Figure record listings

***

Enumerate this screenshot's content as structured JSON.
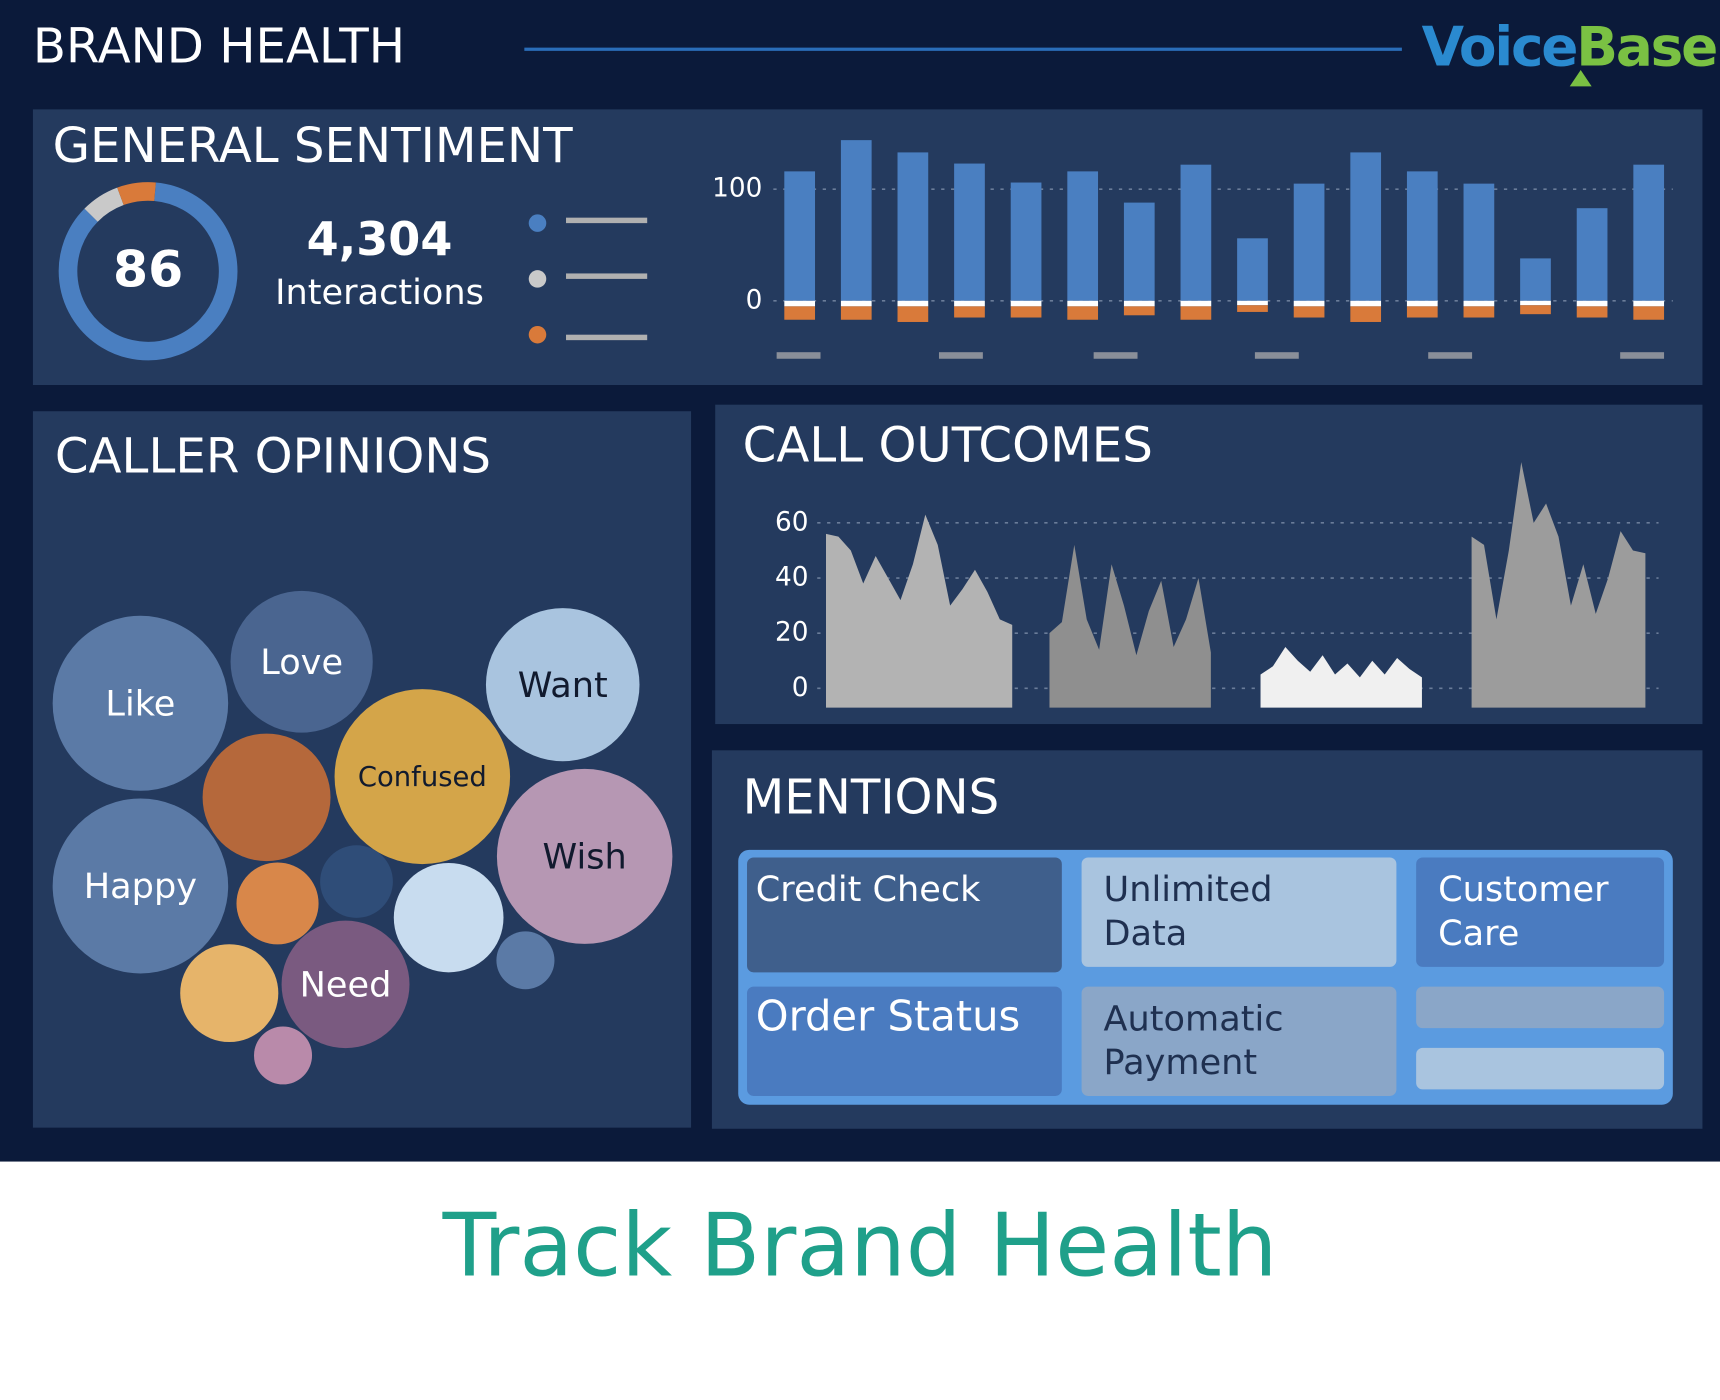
{
  "header": {
    "title": "BRAND HEALTH",
    "logo_voice": "Voice",
    "logo_base": "Base"
  },
  "general_sentiment": {
    "title": "GENERAL SENTIMENT",
    "score": "86",
    "interactions_count": "4,304",
    "interactions_label": "Interactions",
    "donut": {
      "type": "pie",
      "values": [
        86,
        7,
        7
      ],
      "colors": [
        "#4a7fc1",
        "#c9c9c9",
        "#d97a3a"
      ]
    },
    "bars": {
      "type": "bar",
      "ylim": [
        -35,
        150
      ],
      "yticks": [
        0,
        100
      ],
      "grid": true,
      "series": [
        {
          "color": "#4a7fc1",
          "values": [
            116,
            144,
            133,
            123,
            106,
            116,
            88,
            122,
            56,
            105,
            133,
            116,
            105,
            38,
            83,
            122
          ]
        },
        {
          "color": "#ffffff",
          "values": [
            -5,
            -5,
            -5,
            -5,
            -5,
            -5,
            -5,
            -5,
            -4,
            -5,
            -5,
            -5,
            -5,
            -4,
            -5,
            -5
          ]
        },
        {
          "color": "#d97a3a",
          "values": [
            -12,
            -12,
            -14,
            -10,
            -10,
            -12,
            -8,
            -12,
            -6,
            -10,
            -14,
            -10,
            -10,
            -8,
            -10,
            -12
          ]
        }
      ]
    }
  },
  "caller_opinions": {
    "title": "CALLER OPINIONS",
    "type": "bubble",
    "labels": [
      "Like",
      "Love",
      "Want",
      "Confused",
      "Wish",
      "Happy",
      null,
      null,
      null,
      null,
      "Need",
      null,
      null,
      null
    ],
    "values": [
      64,
      42,
      49,
      64,
      64,
      64,
      34,
      11,
      14,
      25,
      34,
      20,
      7,
      7
    ],
    "colors": [
      "#5b7aa6",
      "#4a6590",
      "#a9c4df",
      "#d4a549",
      "#b697b3",
      "#5b7aa6",
      "#b5683b",
      "#2f4d78",
      "#d8874a",
      "#c8dcef",
      "#7a5a80",
      "#e6b46a",
      "#5b7aa6",
      "#b98aaa"
    ]
  },
  "call_outcomes": {
    "title": "CALL OUTCOMES",
    "type": "area",
    "ylim": [
      -7,
      85
    ],
    "yticks": [
      0,
      20,
      40,
      60
    ],
    "grid": true,
    "values": [
      56,
      55,
      50,
      38,
      48,
      40,
      32,
      45,
      63,
      52,
      30,
      36,
      43,
      35,
      25,
      23,
      null,
      null,
      20,
      24,
      52,
      25,
      14,
      45,
      30,
      12,
      28,
      39,
      15,
      25,
      40,
      13,
      null,
      null,
      null,
      5,
      8,
      15,
      10,
      6,
      12,
      5,
      9,
      4,
      10,
      5,
      11,
      7,
      4,
      null,
      null,
      null,
      55,
      52,
      25,
      50,
      82,
      60,
      67,
      55,
      30,
      45,
      27,
      40,
      57,
      50,
      49
    ],
    "colors": [
      "#b3b3b3",
      "#8f8f8f",
      "#f0f0f0",
      "#9c9c9c"
    ]
  },
  "mentions": {
    "title": "MENTIONS",
    "tiles": [
      {
        "lines": [
          "Credit Check"
        ],
        "color": "#3f5f8c",
        "text_color": "#ffffff"
      },
      {
        "lines": [
          "Unlimited",
          "Data"
        ],
        "color": "#a9c4df",
        "text_color": "#1f3050"
      },
      {
        "lines": [
          "Customer",
          "Care"
        ],
        "color": "#4a7bc0",
        "text_color": "#ffffff"
      },
      {
        "lines": [
          "Order Status"
        ],
        "color": "#4a7bc0",
        "text_color": "#ffffff"
      },
      {
        "lines": [
          "Automatic",
          "Payment"
        ],
        "color": "#8aa6c8",
        "text_color": "#1f3050"
      }
    ]
  },
  "caption": "Track Brand Health"
}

***

**Aim**
From the listing above, copy every line that holds the string "type".

**Response for this exercise**
      "type": "pie",
      "type": "bar",
    "type": "bubble",
    "type": "area",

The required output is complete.